[Records that describe figures]
***

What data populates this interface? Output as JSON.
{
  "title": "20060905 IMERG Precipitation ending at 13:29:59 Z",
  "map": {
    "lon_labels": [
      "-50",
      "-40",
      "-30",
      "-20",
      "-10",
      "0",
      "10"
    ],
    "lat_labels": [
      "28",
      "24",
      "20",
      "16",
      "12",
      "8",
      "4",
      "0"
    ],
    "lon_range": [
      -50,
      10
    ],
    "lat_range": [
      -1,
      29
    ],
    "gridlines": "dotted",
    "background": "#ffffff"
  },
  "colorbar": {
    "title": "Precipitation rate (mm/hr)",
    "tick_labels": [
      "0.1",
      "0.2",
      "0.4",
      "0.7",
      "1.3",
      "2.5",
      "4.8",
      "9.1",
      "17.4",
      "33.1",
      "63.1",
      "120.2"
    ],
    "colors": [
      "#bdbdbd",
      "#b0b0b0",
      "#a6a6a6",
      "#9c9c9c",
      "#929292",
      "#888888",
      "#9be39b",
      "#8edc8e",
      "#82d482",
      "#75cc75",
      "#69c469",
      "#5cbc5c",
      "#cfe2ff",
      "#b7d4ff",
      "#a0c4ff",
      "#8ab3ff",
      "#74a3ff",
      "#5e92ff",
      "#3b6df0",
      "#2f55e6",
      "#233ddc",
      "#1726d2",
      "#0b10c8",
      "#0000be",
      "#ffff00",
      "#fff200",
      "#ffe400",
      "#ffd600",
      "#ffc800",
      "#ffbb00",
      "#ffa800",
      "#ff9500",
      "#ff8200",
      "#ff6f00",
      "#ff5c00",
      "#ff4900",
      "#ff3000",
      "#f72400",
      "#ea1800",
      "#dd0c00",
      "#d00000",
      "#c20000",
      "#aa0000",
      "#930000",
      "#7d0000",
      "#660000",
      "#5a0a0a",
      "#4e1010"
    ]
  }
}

***

> **Task details**
Scan the lines for the string "title". Pick out every line that has it.

> **Complete response**
  "title": "20060905 IMERG Precipitation ending at 13:29:59 Z",
    "title": "Precipitation rate (mm/hr)",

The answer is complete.